[Start of RAW RECORDS]

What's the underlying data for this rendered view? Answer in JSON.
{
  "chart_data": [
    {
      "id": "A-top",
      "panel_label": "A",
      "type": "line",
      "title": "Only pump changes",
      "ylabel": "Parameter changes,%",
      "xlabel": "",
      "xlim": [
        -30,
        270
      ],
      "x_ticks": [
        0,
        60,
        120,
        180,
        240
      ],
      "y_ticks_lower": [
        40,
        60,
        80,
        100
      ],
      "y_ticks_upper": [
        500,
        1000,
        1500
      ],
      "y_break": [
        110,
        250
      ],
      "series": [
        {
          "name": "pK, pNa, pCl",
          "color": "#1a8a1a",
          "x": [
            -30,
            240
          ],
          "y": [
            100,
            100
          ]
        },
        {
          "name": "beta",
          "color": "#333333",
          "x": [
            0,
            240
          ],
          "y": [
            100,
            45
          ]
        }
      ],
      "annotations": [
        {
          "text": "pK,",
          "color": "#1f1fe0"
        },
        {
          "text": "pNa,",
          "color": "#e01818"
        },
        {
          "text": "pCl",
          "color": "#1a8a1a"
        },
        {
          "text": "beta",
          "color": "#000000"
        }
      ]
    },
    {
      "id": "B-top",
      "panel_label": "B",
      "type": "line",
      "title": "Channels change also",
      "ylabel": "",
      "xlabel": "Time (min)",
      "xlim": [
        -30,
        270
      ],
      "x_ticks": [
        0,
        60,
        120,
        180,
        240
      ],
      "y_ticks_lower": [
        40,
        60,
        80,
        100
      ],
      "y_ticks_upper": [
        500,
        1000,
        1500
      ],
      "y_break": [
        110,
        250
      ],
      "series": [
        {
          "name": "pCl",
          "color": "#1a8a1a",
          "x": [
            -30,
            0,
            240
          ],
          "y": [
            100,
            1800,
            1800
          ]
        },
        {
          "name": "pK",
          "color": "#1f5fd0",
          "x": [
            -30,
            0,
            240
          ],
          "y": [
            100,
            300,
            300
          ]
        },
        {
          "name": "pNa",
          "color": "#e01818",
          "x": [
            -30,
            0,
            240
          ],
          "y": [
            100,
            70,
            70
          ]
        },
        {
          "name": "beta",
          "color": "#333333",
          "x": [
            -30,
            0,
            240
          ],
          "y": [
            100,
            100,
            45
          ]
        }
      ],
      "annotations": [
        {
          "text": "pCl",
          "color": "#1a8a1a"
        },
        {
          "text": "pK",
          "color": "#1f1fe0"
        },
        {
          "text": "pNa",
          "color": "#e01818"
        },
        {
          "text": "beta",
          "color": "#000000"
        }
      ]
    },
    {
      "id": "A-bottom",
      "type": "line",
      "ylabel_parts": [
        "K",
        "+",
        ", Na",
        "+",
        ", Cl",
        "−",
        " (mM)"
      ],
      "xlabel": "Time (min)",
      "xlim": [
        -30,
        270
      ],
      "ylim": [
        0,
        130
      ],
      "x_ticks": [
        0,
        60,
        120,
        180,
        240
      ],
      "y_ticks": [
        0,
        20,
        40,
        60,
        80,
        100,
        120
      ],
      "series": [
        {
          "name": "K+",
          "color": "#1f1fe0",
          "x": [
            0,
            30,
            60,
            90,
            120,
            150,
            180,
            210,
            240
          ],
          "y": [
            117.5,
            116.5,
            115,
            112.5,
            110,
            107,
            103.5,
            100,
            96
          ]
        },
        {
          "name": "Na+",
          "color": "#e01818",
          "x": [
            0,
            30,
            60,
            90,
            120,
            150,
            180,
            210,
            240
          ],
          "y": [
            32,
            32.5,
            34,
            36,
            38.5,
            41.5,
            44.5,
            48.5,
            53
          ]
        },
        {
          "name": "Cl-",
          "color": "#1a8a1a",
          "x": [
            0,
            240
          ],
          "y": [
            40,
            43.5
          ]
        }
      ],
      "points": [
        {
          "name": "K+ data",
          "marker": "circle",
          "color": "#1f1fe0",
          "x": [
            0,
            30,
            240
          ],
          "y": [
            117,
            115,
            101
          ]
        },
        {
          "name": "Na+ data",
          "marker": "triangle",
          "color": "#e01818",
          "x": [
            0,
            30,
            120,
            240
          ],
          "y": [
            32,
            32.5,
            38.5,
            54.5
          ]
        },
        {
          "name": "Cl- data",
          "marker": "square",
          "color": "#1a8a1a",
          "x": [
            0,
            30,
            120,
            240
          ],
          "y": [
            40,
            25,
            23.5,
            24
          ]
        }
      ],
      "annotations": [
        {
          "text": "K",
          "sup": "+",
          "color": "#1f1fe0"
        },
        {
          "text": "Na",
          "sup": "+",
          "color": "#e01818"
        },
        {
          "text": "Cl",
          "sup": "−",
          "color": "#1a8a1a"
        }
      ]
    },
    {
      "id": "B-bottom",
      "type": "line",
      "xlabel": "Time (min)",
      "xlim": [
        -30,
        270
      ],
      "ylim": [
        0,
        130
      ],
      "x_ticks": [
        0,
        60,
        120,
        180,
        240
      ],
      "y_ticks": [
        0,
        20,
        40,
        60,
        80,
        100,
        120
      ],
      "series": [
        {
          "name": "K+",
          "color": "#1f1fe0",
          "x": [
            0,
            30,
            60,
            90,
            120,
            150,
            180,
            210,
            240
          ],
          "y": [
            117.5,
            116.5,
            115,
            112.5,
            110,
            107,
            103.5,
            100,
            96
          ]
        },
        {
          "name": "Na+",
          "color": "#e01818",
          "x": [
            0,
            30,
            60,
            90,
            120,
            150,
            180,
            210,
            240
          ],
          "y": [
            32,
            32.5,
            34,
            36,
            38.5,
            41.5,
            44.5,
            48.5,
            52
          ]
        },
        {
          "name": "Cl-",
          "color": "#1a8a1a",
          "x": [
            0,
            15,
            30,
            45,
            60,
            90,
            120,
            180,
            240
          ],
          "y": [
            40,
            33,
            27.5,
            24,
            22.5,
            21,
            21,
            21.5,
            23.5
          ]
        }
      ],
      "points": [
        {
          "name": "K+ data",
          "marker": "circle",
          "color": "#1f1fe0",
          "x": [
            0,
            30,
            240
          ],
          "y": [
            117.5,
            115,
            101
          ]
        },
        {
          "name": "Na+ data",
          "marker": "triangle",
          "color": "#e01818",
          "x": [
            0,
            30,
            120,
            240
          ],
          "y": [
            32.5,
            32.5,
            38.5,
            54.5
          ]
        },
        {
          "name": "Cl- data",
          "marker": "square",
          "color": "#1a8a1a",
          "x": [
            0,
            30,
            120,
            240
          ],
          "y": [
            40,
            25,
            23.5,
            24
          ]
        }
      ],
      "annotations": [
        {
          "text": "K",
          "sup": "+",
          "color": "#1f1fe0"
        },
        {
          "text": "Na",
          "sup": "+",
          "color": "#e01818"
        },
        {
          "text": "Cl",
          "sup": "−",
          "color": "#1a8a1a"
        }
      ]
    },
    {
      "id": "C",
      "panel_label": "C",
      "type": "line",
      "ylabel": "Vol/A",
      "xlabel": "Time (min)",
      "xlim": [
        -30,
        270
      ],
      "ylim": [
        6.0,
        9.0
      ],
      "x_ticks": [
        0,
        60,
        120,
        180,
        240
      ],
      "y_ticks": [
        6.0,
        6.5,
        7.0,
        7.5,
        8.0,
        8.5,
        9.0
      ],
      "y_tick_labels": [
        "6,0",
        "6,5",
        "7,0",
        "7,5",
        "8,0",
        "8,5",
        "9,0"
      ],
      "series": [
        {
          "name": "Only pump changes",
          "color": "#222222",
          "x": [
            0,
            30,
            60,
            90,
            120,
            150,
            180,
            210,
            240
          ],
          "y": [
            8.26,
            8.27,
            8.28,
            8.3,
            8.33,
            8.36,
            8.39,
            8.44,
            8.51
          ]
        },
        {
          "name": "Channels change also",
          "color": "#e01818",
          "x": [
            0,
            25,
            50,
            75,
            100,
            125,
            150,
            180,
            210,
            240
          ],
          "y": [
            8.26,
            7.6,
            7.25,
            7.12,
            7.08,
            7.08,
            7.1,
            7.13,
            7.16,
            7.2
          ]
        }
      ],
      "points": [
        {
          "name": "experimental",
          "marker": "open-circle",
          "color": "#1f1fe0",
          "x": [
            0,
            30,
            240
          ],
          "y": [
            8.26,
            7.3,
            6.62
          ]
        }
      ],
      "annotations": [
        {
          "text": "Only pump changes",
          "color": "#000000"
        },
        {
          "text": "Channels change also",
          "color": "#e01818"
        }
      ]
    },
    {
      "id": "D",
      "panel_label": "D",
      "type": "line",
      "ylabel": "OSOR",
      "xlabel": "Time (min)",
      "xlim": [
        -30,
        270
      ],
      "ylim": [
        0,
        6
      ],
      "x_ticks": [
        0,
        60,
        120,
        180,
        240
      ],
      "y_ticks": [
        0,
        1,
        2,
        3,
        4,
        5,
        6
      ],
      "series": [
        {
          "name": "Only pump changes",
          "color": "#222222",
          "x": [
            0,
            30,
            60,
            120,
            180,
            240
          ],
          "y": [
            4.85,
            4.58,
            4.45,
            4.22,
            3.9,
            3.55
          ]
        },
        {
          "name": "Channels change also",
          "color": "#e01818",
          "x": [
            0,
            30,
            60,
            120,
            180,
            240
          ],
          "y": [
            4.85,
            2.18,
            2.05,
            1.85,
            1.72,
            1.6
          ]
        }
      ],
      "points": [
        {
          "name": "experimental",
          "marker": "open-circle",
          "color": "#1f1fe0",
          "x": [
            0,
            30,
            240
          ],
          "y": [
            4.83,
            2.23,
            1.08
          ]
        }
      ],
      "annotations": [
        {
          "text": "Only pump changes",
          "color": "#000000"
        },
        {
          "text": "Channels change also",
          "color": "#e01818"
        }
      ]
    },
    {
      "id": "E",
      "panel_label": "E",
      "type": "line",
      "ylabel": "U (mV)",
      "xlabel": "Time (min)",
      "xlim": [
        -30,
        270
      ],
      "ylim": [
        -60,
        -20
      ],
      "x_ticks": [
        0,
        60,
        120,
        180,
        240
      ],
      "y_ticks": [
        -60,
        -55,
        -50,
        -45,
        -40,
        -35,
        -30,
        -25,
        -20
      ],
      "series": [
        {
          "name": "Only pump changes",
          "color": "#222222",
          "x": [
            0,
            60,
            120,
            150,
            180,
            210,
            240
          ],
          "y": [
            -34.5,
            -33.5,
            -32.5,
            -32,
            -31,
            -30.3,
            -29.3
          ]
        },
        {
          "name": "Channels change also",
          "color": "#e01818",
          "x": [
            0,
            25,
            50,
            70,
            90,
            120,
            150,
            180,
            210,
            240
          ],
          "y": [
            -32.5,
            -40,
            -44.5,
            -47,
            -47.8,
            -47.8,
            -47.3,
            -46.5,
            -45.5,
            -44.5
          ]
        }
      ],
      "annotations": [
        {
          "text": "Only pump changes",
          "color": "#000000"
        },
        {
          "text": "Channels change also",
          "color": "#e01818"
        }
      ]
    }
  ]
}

[End of RAW RECORDS]

GIVEN TASK: Count the lines that hold the string "title", and reply with that number alone.

OUTPUT FOR THIS EXERCISE: 2